▸ **EXERCISE AIM**
Output every line below without omitting or altering anything.

▸ **RECORD LIST**
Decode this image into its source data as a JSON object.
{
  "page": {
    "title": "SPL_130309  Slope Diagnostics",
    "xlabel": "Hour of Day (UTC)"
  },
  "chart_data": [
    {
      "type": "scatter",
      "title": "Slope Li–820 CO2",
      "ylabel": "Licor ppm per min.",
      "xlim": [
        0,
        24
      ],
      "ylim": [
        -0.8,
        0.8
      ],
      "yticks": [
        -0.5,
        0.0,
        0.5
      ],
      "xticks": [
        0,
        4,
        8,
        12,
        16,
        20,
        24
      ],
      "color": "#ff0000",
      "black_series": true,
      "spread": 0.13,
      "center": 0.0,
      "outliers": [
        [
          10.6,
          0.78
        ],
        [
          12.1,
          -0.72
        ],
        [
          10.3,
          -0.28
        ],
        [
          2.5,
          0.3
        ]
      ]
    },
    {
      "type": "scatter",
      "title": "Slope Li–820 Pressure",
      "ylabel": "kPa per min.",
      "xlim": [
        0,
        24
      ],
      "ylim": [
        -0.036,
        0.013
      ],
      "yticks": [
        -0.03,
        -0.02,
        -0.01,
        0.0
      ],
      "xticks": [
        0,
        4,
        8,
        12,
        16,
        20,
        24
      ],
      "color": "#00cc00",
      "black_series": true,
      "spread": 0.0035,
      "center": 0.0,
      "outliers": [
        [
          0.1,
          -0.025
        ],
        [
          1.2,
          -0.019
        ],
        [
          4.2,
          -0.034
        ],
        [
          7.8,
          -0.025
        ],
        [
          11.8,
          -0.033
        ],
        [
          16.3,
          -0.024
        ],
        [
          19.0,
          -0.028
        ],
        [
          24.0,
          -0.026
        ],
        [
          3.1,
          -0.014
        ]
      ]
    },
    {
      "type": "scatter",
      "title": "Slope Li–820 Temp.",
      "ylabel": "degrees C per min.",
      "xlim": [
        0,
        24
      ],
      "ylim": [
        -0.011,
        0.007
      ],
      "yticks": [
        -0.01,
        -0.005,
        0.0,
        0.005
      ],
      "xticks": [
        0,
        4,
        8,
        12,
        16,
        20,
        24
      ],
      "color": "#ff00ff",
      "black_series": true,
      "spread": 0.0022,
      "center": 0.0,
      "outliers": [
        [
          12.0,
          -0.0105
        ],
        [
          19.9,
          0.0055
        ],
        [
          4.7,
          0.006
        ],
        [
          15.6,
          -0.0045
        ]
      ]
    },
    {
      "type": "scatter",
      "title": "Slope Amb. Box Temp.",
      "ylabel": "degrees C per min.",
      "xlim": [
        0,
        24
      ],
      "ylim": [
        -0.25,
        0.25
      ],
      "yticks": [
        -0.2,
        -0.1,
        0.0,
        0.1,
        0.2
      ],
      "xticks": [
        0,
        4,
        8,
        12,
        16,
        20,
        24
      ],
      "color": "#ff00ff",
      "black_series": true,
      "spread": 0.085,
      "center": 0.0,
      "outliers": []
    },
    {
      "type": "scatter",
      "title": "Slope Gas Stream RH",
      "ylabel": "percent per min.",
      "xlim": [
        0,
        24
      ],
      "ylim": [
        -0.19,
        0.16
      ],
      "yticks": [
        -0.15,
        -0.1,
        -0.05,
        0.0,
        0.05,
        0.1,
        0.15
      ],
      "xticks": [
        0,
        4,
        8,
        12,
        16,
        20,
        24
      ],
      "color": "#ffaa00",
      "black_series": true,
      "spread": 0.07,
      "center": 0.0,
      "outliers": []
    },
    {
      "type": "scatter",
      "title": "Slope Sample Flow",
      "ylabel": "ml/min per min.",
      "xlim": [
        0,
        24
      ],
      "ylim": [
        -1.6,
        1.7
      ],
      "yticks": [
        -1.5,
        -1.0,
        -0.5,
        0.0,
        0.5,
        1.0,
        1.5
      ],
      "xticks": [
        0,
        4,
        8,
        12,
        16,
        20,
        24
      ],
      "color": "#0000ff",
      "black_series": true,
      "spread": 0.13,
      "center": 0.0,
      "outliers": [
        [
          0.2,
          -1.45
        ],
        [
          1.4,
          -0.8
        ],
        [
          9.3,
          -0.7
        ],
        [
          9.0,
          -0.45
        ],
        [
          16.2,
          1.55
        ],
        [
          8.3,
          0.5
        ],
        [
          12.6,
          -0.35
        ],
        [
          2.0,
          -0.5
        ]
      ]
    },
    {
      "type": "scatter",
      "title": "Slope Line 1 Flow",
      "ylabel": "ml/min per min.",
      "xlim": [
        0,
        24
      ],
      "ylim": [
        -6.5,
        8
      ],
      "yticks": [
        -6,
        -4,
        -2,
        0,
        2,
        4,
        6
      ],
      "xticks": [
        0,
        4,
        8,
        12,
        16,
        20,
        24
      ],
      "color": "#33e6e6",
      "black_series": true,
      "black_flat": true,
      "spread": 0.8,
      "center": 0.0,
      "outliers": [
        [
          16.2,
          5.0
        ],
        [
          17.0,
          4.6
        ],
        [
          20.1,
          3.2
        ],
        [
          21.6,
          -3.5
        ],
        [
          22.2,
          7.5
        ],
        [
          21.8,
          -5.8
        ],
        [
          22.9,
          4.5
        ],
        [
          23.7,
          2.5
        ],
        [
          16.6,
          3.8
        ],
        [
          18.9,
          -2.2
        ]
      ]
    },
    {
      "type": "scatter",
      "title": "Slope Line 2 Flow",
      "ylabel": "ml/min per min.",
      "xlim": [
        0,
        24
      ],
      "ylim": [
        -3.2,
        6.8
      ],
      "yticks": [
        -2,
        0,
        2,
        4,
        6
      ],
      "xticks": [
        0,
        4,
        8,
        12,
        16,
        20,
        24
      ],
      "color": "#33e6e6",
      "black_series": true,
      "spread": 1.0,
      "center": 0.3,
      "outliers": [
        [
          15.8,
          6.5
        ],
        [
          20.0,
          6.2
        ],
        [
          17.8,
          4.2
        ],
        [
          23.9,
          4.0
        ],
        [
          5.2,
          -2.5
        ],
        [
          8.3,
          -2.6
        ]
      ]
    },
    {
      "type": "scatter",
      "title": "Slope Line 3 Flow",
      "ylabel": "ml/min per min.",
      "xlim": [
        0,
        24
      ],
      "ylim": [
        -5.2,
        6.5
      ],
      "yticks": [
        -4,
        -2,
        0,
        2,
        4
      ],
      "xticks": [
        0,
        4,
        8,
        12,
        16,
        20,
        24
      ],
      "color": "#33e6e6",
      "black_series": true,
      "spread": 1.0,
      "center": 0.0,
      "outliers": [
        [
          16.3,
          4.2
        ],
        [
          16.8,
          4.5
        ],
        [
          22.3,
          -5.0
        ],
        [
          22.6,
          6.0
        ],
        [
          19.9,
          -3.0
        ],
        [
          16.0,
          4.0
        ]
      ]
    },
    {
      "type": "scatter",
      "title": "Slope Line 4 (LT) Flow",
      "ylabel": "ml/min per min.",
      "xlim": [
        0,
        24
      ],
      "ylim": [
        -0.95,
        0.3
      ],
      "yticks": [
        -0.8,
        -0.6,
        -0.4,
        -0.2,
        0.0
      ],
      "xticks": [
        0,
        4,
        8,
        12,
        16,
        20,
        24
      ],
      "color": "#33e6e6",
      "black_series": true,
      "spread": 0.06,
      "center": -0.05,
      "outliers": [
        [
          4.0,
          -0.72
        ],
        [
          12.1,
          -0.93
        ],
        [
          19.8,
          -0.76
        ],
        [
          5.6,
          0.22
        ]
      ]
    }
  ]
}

▸ **OUTPUT**
Decode this image into its source data as a JSON object.
{
  "page": {
    "title": "SPL_130309  Slope Diagnostics",
    "xlabel": "Hour of Day (UTC)"
  },
  "chart_data": [
    {
      "type": "scatter",
      "title": "Slope Li–820 CO2",
      "ylabel": "Licor ppm per min.",
      "xlim": [
        0,
        24
      ],
      "ylim": [
        -0.8,
        0.8
      ],
      "yticks": [
        -0.5,
        0.0,
        0.5
      ],
      "xticks": [
        0,
        4,
        8,
        12,
        16,
        20,
        24
      ],
      "color": "#ff0000",
      "black_series": true,
      "spread": 0.13,
      "center": 0.0,
      "outliers": [
        [
          10.6,
          0.78
        ],
        [
          12.1,
          -0.72
        ],
        [
          10.3,
          -0.28
        ],
        [
          2.5,
          0.3
        ]
      ]
    },
    {
      "type": "scatter",
      "title": "Slope Li–820 Pressure",
      "ylabel": "kPa per min.",
      "xlim": [
        0,
        24
      ],
      "ylim": [
        -0.036,
        0.013
      ],
      "yticks": [
        -0.03,
        -0.02,
        -0.01,
        0.0
      ],
      "xticks": [
        0,
        4,
        8,
        12,
        16,
        20,
        24
      ],
      "color": "#00cc00",
      "black_series": true,
      "spread": 0.0035,
      "center": 0.0,
      "outliers": [
        [
          0.1,
          -0.025
        ],
        [
          1.2,
          -0.019
        ],
        [
          4.2,
          -0.034
        ],
        [
          7.8,
          -0.025
        ],
        [
          11.8,
          -0.033
        ],
        [
          16.3,
          -0.024
        ],
        [
          19.0,
          -0.028
        ],
        [
          24.0,
          -0.026
        ],
        [
          3.1,
          -0.014
        ]
      ]
    },
    {
      "type": "scatter",
      "title": "Slope Li–820 Temp.",
      "ylabel": "degrees C per min.",
      "xlim": [
        0,
        24
      ],
      "ylim": [
        -0.011,
        0.007
      ],
      "yticks": [
        -0.01,
        -0.005,
        0.0,
        0.005
      ],
      "xticks": [
        0,
        4,
        8,
        12,
        16,
        20,
        24
      ],
      "color": "#ff00ff",
      "black_series": true,
      "spread": 0.0022,
      "center": 0.0,
      "outliers": [
        [
          12.0,
          -0.0105
        ],
        [
          19.9,
          0.0055
        ],
        [
          4.7,
          0.006
        ],
        [
          15.6,
          -0.0045
        ]
      ]
    },
    {
      "type": "scatter",
      "title": "Slope Amb. Box Temp.",
      "ylabel": "degrees C per min.",
      "xlim": [
        0,
        24
      ],
      "ylim": [
        -0.25,
        0.25
      ],
      "yticks": [
        -0.2,
        -0.1,
        0.0,
        0.1,
        0.2
      ],
      "xticks": [
        0,
        4,
        8,
        12,
        16,
        20,
        24
      ],
      "color": "#ff00ff",
      "black_series": true,
      "spread": 0.085,
      "center": 0.0,
      "outliers": []
    },
    {
      "type": "scatter",
      "title": "Slope Gas Stream RH",
      "ylabel": "percent per min.",
      "xlim": [
        0,
        24
      ],
      "ylim": [
        -0.19,
        0.16
      ],
      "yticks": [
        -0.15,
        -0.1,
        -0.05,
        0.0,
        0.05,
        0.1,
        0.15
      ],
      "xticks": [
        0,
        4,
        8,
        12,
        16,
        20,
        24
      ],
      "color": "#ffaa00",
      "black_series": true,
      "spread": 0.07,
      "center": 0.0,
      "outliers": []
    },
    {
      "type": "scatter",
      "title": "Slope Sample Flow",
      "ylabel": "ml/min per min.",
      "xlim": [
        0,
        24
      ],
      "ylim": [
        -1.6,
        1.7
      ],
      "yticks": [
        -1.5,
        -1.0,
        -0.5,
        0.0,
        0.5,
        1.0,
        1.5
      ],
      "xticks": [
        0,
        4,
        8,
        12,
        16,
        20,
        24
      ],
      "color": "#0000ff",
      "black_series": true,
      "spread": 0.13,
      "center": 0.0,
      "outliers": [
        [
          0.2,
          -1.45
        ],
        [
          1.4,
          -0.8
        ],
        [
          9.3,
          -0.7
        ],
        [
          9.0,
          -0.45
        ],
        [
          16.2,
          1.55
        ],
        [
          8.3,
          0.5
        ],
        [
          12.6,
          -0.35
        ],
        [
          2.0,
          -0.5
        ]
      ]
    },
    {
      "type": "scatter",
      "title": "Slope Line 1 Flow",
      "ylabel": "ml/min per min.",
      "xlim": [
        0,
        24
      ],
      "ylim": [
        -6.5,
        8
      ],
      "yticks": [
        -6,
        -4,
        -2,
        0,
        2,
        4,
        6
      ],
      "xticks": [
        0,
        4,
        8,
        12,
        16,
        20,
        24
      ],
      "color": "#33e6e6",
      "black_series": true,
      "black_flat": true,
      "spread": 0.8,
      "center": 0.0,
      "outliers": [
        [
          16.2,
          5.0
        ],
        [
          17.0,
          4.6
        ],
        [
          20.1,
          3.2
        ],
        [
          21.6,
          -3.5
        ],
        [
          22.2,
          7.5
        ],
        [
          21.8,
          -5.8
        ],
        [
          22.9,
          4.5
        ],
        [
          23.7,
          2.5
        ],
        [
          16.6,
          3.8
        ],
        [
          18.9,
          -2.2
        ]
      ]
    },
    {
      "type": "scatter",
      "title": "Slope Line 2 Flow",
      "ylabel": "ml/min per min.",
      "xlim": [
        0,
        24
      ],
      "ylim": [
        -3.2,
        6.8
      ],
      "yticks": [
        -2,
        0,
        2,
        4,
        6
      ],
      "xticks": [
        0,
        4,
        8,
        12,
        16,
        20,
        24
      ],
      "color": "#33e6e6",
      "black_series": true,
      "spread": 1.0,
      "center": 0.3,
      "outliers": [
        [
          15.8,
          6.5
        ],
        [
          20.0,
          6.2
        ],
        [
          17.8,
          4.2
        ],
        [
          23.9,
          4.0
        ],
        [
          5.2,
          -2.5
        ],
        [
          8.3,
          -2.6
        ]
      ]
    },
    {
      "type": "scatter",
      "title": "Slope Line 3 Flow",
      "ylabel": "ml/min per min.",
      "xlim": [
        0,
        24
      ],
      "ylim": [
        -5.2,
        6.5
      ],
      "yticks": [
        -4,
        -2,
        0,
        2,
        4
      ],
      "xticks": [
        0,
        4,
        8,
        12,
        16,
        20,
        24
      ],
      "color": "#33e6e6",
      "black_series": true,
      "spread": 1.0,
      "center": 0.0,
      "outliers": [
        [
          16.3,
          4.2
        ],
        [
          16.8,
          4.5
        ],
        [
          22.3,
          -5.0
        ],
        [
          22.6,
          6.0
        ],
        [
          19.9,
          -3.0
        ],
        [
          16.0,
          4.0
        ]
      ]
    },
    {
      "type": "scatter",
      "title": "Slope Line 4 (LT) Flow",
      "ylabel": "ml/min per min.",
      "xlim": [
        0,
        24
      ],
      "ylim": [
        -0.95,
        0.3
      ],
      "yticks": [
        -0.8,
        -0.6,
        -0.4,
        -0.2,
        0.0
      ],
      "xticks": [
        0,
        4,
        8,
        12,
        16,
        20,
        24
      ],
      "color": "#33e6e6",
      "black_series": true,
      "spread": 0.06,
      "center": -0.05,
      "outliers": [
        [
          4.0,
          -0.72
        ],
        [
          12.1,
          -0.93
        ],
        [
          19.8,
          -0.76
        ],
        [
          5.6,
          0.22
        ]
      ]
    }
  ]
}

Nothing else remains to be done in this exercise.